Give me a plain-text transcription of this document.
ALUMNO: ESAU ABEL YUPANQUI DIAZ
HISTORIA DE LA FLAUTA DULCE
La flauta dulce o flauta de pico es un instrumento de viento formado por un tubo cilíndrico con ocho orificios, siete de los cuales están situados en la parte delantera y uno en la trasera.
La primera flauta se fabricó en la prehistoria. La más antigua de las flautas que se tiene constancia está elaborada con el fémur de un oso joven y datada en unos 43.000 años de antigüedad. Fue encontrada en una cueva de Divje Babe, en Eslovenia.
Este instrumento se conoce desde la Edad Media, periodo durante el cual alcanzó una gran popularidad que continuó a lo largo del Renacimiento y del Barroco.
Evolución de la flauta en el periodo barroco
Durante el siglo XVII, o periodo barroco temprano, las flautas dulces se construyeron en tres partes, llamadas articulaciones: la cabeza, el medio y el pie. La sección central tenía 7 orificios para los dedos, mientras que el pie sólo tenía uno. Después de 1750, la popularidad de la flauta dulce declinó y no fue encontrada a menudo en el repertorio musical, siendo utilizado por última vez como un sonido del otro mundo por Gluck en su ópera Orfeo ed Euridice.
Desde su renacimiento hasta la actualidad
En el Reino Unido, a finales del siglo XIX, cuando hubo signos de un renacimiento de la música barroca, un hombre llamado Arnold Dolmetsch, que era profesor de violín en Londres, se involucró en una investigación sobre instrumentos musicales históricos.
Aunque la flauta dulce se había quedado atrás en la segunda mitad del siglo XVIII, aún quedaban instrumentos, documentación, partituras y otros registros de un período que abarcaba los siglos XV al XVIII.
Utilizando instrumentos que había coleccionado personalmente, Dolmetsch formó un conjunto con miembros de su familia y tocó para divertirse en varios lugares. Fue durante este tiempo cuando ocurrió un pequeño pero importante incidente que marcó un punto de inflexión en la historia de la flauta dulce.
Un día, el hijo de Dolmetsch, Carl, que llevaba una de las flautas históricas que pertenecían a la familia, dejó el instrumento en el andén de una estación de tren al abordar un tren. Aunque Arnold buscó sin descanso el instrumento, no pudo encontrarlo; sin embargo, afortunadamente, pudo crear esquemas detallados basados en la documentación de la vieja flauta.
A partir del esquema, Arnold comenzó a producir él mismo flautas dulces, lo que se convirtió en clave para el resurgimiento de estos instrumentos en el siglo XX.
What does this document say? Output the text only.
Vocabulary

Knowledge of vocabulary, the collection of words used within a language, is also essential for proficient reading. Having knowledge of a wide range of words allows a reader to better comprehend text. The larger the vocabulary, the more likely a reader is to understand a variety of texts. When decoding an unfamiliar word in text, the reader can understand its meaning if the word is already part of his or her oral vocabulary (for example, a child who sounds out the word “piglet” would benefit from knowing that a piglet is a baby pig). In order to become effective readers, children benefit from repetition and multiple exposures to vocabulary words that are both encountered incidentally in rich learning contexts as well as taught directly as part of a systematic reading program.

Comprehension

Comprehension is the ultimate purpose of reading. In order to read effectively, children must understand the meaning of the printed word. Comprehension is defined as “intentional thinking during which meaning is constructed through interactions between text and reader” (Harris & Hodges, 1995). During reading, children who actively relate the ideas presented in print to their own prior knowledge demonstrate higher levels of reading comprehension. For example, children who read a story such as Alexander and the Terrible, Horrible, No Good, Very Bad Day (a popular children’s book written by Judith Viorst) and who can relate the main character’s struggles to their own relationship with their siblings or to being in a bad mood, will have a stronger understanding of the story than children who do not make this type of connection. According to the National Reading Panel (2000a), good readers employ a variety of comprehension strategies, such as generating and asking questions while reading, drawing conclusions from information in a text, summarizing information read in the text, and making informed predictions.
============
**SET PROBLEM**
Set down all of the data above, word for word.

**PROBLEM SOLUTION**
Give me a plain-text transcription of this document.
ALUMNO: ESAU ABEL YUPANQUI DIAZ
HISTORIA DE LA FLAUTA DULCE
La flauta dulce o flauta de pico es un instrumento de viento formado por un tubo cilíndrico con ocho orificios, siete de los cuales están situados en la parte delantera y uno en la trasera.
La primera flauta se fabricó en la prehistoria. La más antigua de las flautas que se tiene constancia está elaborada con el fémur de un oso joven y datada en unos 43.000 años de antigüedad. Fue encontrada en una cueva de Divje Babe, en Eslovenia.
Este instrumento se conoce desde la Edad Media, periodo durante el cual alcanzó una gran popularidad que continuó a lo largo del Renacimiento y del Barroco.
Evolución de la flauta en el periodo barroco
Durante el siglo XVII, o periodo barroco temprano, las flautas dulces se construyeron en tres partes, llamadas articulaciones: la cabeza, el medio y el pie. La sección central tenía 7 orificios para los dedos, mientras que el pie sólo tenía uno. Después de 1750, la popularidad de la flauta dulce declinó y no fue encontrada a menudo en el repertorio musical, siendo utilizado por última vez como un sonido del otro mundo por Gluck en su ópera Orfeo ed Euridice.
Desde su renacimiento hasta la actualidad
En el Reino Unido, a finales del siglo XIX, cuando hubo signos de un renacimiento de la música barroca, un hombre llamado Arnold Dolmetsch, que era profesor de violín en Londres, se involucró en una investigación sobre instrumentos musicales históricos.
Aunque la flauta dulce se había quedado atrás en la segunda mitad del siglo XVIII, aún quedaban instrumentos, documentación, partituras y otros registros de un período que abarcaba los siglos XV al XVIII.
Utilizando instrumentos que había coleccionado personalmente, Dolmetsch formó un conjunto con miembros de su familia y tocó para divertirse en varios lugares. Fue durante este tiempo cuando ocurrió un pequeño pero importante incidente que marcó un punto de inflexión en la historia de la flauta dulce.
Un día, el hijo de Dolmetsch, Carl, que llevaba una de las flautas históricas que pertenecían a la familia, dejó el instrumento en el andén de una estación de tren al abordar un tren. Aunque Arnold buscó sin descanso el instrumento, no pudo encontrarlo; sin embargo, afortunadamente, pudo crear esquemas detallados basados en la documentación de la vieja flauta.
A partir del esquema, Arnold comenzó a producir él mismo flautas dulces, lo que se convirtió en clave para el resurgimiento de estos instrumentos en el siglo XX.
What does this document say? Output the text only.
Vocabulary

Knowledge of vocabulary, the collection of words used within a language, is also essential for proficient reading. Having knowledge of a wide range of words allows a reader to better comprehend text. The larger the vocabulary, the more likely a reader is to understand a variety of texts. When decoding an unfamiliar word in text, the reader can understand its meaning if the word is already part of his or her oral vocabulary (for example, a child who sounds out the word “piglet” would benefit from knowing that a piglet is a baby pig). In order to become effective readers, children benefit from repetition and multiple exposures to vocabulary words that are both encountered incidentally in rich learning contexts as well as taught directly as part of a systematic reading program.

Comprehension

Comprehension is the ultimate purpose of reading. In order to read effectively, children must understand the meaning of the printed word. Comprehension is defined as “intentional thinking during which meaning is constructed through interactions between text and reader” (Harris & Hodges, 1995). During reading, children who actively relate the ideas presented in print to their own prior knowledge demonstrate higher levels of reading comprehension. For example, children who read a story such as Alexander and the Terrible, Horrible, No Good, Very Bad Day (a popular children’s book written by Judith Viorst) and who can relate the main character’s struggles to their own relationship with their siblings or to being in a bad mood, will have a stronger understanding of the story than children who do not make this type of connection. According to the National Reading Panel (2000a), good readers employ a variety of comprehension strategies, such as generating and asking questions while reading, drawing conclusions from information in a text, summarizing information read in the text, and making informed predictions.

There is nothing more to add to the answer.